---------- Input rows ----------

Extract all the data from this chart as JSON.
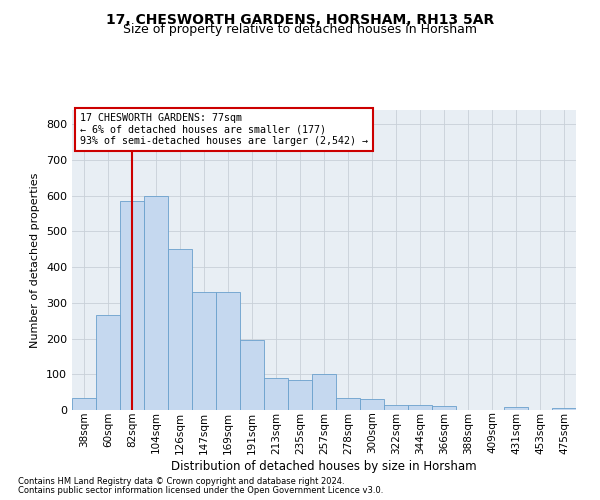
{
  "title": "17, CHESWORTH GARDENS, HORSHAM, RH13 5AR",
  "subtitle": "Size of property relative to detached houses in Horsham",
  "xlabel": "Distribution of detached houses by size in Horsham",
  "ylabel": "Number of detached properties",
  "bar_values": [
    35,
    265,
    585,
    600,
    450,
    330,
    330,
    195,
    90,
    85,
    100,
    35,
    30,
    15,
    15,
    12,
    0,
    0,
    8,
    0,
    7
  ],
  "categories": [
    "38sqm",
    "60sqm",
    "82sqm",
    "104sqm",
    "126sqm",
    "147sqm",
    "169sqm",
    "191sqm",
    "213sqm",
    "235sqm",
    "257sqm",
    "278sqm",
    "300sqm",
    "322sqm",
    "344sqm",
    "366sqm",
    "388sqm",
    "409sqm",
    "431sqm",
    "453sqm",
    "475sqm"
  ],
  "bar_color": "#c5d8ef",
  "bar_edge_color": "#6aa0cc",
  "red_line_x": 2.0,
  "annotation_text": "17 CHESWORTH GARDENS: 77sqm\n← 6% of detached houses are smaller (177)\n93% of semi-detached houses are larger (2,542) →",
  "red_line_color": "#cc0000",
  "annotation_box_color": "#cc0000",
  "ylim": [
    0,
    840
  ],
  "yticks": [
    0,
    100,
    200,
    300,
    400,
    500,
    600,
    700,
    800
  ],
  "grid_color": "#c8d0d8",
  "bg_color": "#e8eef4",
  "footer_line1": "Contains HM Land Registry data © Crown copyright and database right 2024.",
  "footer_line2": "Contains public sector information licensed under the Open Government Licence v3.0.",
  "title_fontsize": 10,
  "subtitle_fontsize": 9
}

----------

Task prompt:
Retype each record exactly as it stands, but do not include the pictures.

Result below:
Extract all the data from this chart as JSON.
{
  "title": "17, CHESWORTH GARDENS, HORSHAM, RH13 5AR",
  "subtitle": "Size of property relative to detached houses in Horsham",
  "xlabel": "Distribution of detached houses by size in Horsham",
  "ylabel": "Number of detached properties",
  "bar_values": [
    35,
    265,
    585,
    600,
    450,
    330,
    330,
    195,
    90,
    85,
    100,
    35,
    30,
    15,
    15,
    12,
    0,
    0,
    8,
    0,
    7
  ],
  "categories": [
    "38sqm",
    "60sqm",
    "82sqm",
    "104sqm",
    "126sqm",
    "147sqm",
    "169sqm",
    "191sqm",
    "213sqm",
    "235sqm",
    "257sqm",
    "278sqm",
    "300sqm",
    "322sqm",
    "344sqm",
    "366sqm",
    "388sqm",
    "409sqm",
    "431sqm",
    "453sqm",
    "475sqm"
  ],
  "bar_color": "#c5d8ef",
  "bar_edge_color": "#6aa0cc",
  "red_line_x": 2.0,
  "annotation_text": "17 CHESWORTH GARDENS: 77sqm\n← 6% of detached houses are smaller (177)\n93% of semi-detached houses are larger (2,542) →",
  "red_line_color": "#cc0000",
  "annotation_box_color": "#cc0000",
  "ylim": [
    0,
    840
  ],
  "yticks": [
    0,
    100,
    200,
    300,
    400,
    500,
    600,
    700,
    800
  ],
  "grid_color": "#c8d0d8",
  "bg_color": "#e8eef4",
  "footer_line1": "Contains HM Land Registry data © Crown copyright and database right 2024.",
  "footer_line2": "Contains public sector information licensed under the Open Government Licence v3.0.",
  "title_fontsize": 10,
  "subtitle_fontsize": 9
}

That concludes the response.